Problem details
The required output is the line containing "Give me a plain-text" through the final line of the material below, printed exactly, with no other lines.

(Collected data)
[START]

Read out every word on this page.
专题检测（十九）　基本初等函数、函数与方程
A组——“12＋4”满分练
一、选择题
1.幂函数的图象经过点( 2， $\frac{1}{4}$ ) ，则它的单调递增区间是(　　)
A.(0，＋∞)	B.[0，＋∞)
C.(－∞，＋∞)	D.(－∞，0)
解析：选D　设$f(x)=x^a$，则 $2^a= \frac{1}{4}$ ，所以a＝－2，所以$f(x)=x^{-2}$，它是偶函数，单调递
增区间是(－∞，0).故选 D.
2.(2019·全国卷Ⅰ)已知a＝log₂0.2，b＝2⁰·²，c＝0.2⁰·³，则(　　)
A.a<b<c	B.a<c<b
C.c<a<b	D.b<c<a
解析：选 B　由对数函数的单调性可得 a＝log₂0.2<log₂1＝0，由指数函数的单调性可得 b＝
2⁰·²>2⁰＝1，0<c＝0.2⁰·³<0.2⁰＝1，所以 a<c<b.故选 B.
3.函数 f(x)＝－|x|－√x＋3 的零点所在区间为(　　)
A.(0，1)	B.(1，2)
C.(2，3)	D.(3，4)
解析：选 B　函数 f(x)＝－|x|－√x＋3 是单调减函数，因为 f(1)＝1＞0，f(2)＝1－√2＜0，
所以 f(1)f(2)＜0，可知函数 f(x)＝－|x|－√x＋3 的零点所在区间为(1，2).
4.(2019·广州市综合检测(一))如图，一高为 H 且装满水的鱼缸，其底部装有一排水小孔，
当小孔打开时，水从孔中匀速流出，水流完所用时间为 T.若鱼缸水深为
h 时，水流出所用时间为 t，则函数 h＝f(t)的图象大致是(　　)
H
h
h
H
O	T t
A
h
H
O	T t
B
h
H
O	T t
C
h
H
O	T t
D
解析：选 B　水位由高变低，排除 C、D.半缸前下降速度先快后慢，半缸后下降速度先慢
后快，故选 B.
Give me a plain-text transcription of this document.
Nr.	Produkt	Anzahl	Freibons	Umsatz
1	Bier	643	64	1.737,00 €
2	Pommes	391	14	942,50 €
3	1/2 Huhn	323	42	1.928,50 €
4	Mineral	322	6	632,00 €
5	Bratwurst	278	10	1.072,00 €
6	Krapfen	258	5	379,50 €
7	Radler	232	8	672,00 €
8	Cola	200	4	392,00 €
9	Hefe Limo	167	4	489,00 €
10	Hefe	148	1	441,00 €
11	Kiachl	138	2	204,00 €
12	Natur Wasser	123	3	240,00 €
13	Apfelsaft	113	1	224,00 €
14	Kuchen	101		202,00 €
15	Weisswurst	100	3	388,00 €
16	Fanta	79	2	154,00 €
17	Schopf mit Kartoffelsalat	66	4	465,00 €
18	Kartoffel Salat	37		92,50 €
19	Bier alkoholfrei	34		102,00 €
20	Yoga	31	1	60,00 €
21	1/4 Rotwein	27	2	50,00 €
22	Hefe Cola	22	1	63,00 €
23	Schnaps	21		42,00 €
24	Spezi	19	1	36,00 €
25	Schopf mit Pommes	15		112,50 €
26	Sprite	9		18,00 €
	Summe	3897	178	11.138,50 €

[END]

Problem solution
Give me a plain-text transcription of this document.
Nr.	Produkt	Anzahl	Freibons	Umsatz
1	Bier	643	64	1.737,00 €
2	Pommes	391	14	942,50 €
3	1/2 Huhn	323	42	1.928,50 €
4	Mineral	322	6	632,00 €
5	Bratwurst	278	10	1.072,00 €
6	Krapfen	258	5	379,50 €
7	Radler	232	8	672,00 €
8	Cola	200	4	392,00 €
9	Hefe Limo	167	4	489,00 €
10	Hefe	148	1	441,00 €
11	Kiachl	138	2	204,00 €
12	Natur Wasser	123	3	240,00 €
13	Apfelsaft	113	1	224,00 €
14	Kuchen	101		202,00 €
15	Weisswurst	100	3	388,00 €
16	Fanta	79	2	154,00 €
17	Schopf mit Kartoffelsalat	66	4	465,00 €
18	Kartoffel Salat	37		92,50 €
19	Bier alkoholfrei	34		102,00 €
20	Yoga	31	1	60,00 €
21	1/4 Rotwein	27	2	50,00 €
22	Hefe Cola	22	1	63,00 €
23	Schnaps	21		42,00 €
24	Spezi	19	1	36,00 €
25	Schopf mit Pommes	15		112,50 €
26	Sprite	9		18,00 €
	Summe	3897	178	11.138,50 €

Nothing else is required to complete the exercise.